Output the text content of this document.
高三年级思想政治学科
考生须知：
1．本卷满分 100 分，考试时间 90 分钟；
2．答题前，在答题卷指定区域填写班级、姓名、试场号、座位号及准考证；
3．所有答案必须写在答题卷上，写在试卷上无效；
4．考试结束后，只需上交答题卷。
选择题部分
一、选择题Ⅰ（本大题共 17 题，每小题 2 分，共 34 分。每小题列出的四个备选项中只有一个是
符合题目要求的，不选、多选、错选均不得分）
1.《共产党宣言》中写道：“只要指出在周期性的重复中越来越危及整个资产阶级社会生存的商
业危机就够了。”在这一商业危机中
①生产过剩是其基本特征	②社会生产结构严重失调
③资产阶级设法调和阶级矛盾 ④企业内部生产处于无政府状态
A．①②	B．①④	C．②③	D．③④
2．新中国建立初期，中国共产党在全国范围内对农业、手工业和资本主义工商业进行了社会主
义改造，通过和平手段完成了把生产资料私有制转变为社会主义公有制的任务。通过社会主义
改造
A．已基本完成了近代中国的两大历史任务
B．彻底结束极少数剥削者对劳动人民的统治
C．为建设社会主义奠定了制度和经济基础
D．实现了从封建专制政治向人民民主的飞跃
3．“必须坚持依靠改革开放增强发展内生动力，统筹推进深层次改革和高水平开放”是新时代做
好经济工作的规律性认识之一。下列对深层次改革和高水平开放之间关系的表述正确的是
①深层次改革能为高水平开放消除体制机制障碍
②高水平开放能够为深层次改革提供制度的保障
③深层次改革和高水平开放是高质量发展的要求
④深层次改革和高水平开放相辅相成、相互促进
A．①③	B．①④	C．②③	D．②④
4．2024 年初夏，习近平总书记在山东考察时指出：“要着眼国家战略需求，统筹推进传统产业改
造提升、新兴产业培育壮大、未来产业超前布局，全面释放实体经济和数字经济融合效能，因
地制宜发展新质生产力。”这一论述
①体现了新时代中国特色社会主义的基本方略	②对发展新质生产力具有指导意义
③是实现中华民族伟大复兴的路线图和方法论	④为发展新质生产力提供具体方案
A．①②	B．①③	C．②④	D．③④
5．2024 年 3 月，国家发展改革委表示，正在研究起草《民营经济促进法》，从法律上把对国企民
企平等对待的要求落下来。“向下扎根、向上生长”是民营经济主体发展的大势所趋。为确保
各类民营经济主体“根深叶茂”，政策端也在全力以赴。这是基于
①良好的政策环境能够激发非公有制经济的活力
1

---

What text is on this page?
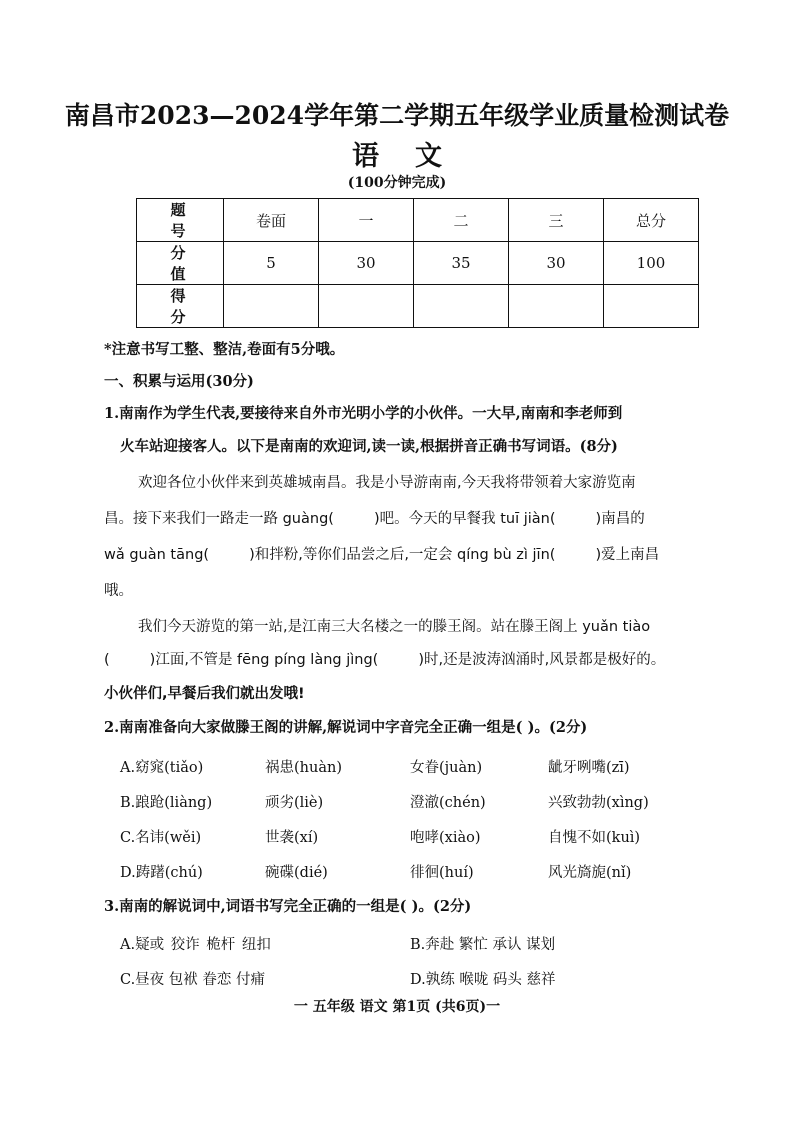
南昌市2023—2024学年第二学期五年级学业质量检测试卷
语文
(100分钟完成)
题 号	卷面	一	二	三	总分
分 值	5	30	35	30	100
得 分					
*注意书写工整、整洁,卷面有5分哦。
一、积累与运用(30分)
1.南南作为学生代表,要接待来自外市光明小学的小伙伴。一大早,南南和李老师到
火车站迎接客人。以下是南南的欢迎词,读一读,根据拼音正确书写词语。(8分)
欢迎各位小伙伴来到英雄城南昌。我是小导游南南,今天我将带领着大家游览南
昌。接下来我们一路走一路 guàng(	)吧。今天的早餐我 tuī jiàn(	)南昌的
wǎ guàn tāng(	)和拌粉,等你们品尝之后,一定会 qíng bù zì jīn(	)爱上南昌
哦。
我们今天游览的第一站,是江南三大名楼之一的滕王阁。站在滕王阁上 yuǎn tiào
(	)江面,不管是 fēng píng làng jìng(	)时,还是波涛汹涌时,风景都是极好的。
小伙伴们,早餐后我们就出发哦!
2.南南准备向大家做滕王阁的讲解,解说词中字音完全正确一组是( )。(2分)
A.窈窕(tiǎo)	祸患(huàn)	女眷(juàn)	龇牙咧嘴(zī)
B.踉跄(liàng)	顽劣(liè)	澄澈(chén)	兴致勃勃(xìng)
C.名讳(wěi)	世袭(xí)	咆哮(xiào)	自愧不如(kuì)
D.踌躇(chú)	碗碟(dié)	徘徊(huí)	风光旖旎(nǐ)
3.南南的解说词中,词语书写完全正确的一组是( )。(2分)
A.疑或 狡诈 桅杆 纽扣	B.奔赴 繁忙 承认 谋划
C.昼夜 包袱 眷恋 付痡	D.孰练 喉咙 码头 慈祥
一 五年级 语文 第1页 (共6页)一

---

From the listing above, copy out each line where the word "this" appears.

:: Result of the task ::
Output the text content of this document.
What text is on this page?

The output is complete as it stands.